(Dataset items)

##########

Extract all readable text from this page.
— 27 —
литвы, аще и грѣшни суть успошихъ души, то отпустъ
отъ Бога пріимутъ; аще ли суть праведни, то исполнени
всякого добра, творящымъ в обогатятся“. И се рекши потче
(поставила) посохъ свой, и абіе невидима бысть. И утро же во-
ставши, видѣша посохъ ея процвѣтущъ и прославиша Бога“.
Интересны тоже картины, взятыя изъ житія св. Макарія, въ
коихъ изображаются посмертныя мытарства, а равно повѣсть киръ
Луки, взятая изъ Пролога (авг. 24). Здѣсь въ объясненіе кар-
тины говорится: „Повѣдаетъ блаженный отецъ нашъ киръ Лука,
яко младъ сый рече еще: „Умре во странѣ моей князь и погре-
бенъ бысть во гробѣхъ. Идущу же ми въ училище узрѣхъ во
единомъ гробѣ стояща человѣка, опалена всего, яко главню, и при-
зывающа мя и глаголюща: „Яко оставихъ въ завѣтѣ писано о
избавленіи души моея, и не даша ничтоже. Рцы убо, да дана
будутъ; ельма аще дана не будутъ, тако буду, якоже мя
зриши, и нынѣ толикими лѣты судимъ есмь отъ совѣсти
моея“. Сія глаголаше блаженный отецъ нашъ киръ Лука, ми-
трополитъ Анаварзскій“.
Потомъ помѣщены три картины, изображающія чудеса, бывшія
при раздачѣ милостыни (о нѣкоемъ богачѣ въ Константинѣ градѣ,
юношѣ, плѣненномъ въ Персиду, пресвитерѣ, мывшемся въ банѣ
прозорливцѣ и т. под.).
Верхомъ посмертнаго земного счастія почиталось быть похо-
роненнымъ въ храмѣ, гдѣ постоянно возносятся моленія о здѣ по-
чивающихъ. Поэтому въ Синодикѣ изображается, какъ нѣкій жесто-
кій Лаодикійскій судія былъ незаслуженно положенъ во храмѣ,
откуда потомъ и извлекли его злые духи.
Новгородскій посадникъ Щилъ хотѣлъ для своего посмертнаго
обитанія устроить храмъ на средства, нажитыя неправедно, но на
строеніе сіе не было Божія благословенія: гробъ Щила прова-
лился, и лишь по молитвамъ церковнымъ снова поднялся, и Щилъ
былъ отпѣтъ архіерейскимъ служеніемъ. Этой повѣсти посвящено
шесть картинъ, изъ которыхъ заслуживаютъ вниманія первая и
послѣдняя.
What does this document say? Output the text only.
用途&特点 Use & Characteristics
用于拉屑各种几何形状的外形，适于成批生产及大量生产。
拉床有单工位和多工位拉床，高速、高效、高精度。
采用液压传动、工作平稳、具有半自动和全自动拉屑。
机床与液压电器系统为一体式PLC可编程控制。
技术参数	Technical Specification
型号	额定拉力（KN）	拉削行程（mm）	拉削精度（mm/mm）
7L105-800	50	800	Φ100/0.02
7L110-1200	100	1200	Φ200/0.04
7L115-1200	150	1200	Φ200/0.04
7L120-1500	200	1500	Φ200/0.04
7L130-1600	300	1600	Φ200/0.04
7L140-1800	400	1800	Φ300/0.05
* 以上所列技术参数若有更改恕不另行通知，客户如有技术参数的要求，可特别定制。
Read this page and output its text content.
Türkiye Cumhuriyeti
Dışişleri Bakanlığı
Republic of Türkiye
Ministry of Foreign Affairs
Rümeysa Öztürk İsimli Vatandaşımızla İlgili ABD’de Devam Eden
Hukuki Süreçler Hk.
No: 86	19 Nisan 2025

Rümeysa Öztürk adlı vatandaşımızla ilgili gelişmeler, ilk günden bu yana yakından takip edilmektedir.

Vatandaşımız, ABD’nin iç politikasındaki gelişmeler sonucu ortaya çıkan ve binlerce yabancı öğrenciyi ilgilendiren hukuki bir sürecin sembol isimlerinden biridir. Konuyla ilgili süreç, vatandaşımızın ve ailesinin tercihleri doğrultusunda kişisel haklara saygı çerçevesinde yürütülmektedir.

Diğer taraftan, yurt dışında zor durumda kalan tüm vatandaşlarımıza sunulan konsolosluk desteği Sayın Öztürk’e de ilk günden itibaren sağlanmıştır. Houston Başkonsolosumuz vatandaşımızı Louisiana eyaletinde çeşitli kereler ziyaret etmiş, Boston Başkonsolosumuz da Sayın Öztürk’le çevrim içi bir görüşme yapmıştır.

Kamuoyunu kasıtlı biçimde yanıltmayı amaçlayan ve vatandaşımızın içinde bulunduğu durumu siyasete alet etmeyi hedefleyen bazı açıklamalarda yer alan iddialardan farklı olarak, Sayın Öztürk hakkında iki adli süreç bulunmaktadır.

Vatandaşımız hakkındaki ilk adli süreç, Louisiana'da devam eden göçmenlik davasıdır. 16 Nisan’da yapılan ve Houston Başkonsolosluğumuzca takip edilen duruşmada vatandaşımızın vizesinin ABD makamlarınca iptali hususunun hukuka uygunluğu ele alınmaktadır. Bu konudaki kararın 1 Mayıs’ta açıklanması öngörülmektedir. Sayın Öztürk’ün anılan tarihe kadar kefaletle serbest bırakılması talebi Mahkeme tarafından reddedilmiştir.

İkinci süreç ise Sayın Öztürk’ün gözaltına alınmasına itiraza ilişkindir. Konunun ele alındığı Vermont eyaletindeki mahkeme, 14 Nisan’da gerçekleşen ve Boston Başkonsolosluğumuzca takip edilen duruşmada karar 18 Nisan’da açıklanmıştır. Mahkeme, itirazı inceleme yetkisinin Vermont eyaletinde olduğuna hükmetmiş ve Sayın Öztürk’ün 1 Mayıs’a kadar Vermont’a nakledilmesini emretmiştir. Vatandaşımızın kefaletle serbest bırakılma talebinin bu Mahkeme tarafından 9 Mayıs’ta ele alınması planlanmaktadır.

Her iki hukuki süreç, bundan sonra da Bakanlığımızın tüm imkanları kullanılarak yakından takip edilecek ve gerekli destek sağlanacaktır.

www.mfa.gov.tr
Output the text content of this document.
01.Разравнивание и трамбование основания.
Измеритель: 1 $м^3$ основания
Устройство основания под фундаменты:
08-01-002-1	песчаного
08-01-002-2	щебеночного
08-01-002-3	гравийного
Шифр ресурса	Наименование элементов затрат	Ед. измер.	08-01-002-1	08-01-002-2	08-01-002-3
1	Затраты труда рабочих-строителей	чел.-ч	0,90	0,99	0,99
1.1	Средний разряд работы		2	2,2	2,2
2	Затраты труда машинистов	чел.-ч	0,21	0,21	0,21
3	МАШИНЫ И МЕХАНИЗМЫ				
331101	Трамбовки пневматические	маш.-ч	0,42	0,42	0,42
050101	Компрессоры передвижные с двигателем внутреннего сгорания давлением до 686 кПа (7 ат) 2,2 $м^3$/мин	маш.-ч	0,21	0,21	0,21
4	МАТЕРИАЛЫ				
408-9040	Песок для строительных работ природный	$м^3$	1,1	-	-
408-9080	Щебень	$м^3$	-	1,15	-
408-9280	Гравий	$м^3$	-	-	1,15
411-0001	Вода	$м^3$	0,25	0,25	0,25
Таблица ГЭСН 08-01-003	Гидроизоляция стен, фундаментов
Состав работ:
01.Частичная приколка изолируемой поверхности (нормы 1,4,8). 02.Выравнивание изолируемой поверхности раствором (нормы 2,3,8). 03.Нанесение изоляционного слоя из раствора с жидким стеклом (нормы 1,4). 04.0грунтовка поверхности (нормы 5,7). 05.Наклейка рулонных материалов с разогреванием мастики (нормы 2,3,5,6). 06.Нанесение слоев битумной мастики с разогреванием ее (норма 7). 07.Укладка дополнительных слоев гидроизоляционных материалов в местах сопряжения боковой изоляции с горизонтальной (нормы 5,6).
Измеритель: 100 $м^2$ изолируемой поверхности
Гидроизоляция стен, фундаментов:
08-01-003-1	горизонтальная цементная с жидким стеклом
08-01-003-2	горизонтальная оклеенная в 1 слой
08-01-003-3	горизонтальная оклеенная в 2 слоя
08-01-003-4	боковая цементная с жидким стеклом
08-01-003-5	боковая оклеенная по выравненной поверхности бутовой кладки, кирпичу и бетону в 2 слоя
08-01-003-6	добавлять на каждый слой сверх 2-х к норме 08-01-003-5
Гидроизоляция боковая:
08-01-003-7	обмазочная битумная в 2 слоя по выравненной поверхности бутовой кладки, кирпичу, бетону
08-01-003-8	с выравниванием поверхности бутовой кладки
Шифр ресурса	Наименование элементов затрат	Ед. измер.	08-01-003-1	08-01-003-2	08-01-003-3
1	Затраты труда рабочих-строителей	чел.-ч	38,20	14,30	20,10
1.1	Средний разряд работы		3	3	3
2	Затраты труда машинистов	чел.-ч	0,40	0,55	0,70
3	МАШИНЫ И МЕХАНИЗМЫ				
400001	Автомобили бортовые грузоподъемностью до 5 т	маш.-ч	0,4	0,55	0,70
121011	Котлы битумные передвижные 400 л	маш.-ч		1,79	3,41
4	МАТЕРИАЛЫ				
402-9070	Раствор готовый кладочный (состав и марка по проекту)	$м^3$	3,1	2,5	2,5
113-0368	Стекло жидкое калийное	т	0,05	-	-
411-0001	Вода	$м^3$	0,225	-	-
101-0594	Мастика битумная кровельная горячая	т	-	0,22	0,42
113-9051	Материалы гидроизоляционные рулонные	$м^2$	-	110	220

##########

REQUIRED WORK – Go over the records above and tally the lines with the word "Гидроизоляция" in them. Give the number alone.

THE RESPONSE – 3